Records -

+--

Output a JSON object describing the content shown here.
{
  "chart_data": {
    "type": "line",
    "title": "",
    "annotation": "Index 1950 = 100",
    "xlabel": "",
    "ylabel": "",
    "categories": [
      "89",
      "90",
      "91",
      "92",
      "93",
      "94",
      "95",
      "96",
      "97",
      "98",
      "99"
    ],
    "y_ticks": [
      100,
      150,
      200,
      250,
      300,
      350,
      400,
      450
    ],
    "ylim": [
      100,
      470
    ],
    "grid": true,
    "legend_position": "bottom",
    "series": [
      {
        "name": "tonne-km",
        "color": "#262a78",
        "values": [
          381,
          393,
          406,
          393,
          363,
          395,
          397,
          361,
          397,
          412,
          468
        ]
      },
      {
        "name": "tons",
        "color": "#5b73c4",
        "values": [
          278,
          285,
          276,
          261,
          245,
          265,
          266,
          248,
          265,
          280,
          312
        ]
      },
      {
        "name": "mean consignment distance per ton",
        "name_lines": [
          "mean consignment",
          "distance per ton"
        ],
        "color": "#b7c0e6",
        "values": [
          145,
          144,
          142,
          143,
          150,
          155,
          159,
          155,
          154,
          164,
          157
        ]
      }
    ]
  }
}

+--

Stated task - Copy out the whole listing, exactly as written.

Exercise answer -
Output a JSON object describing the content shown here.
{
  "chart_data": {
    "type": "line",
    "title": "",
    "annotation": "Index 1950 = 100",
    "xlabel": "",
    "ylabel": "",
    "categories": [
      "89",
      "90",
      "91",
      "92",
      "93",
      "94",
      "95",
      "96",
      "97",
      "98",
      "99"
    ],
    "y_ticks": [
      100,
      150,
      200,
      250,
      300,
      350,
      400,
      450
    ],
    "ylim": [
      100,
      470
    ],
    "grid": true,
    "legend_position": "bottom",
    "series": [
      {
        "name": "tonne-km",
        "color": "#262a78",
        "values": [
          381,
          393,
          406,
          393,
          363,
          395,
          397,
          361,
          397,
          412,
          468
        ]
      },
      {
        "name": "tons",
        "color": "#5b73c4",
        "values": [
          278,
          285,
          276,
          261,
          245,
          265,
          266,
          248,
          265,
          280,
          312
        ]
      },
      {
        "name": "mean consignment distance per ton",
        "name_lines": [
          "mean consignment",
          "distance per ton"
        ],
        "color": "#b7c0e6",
        "values": [
          145,
          144,
          142,
          143,
          150,
          155,
          159,
          155,
          154,
          164,
          157
        ]
      }
    ]
  }
}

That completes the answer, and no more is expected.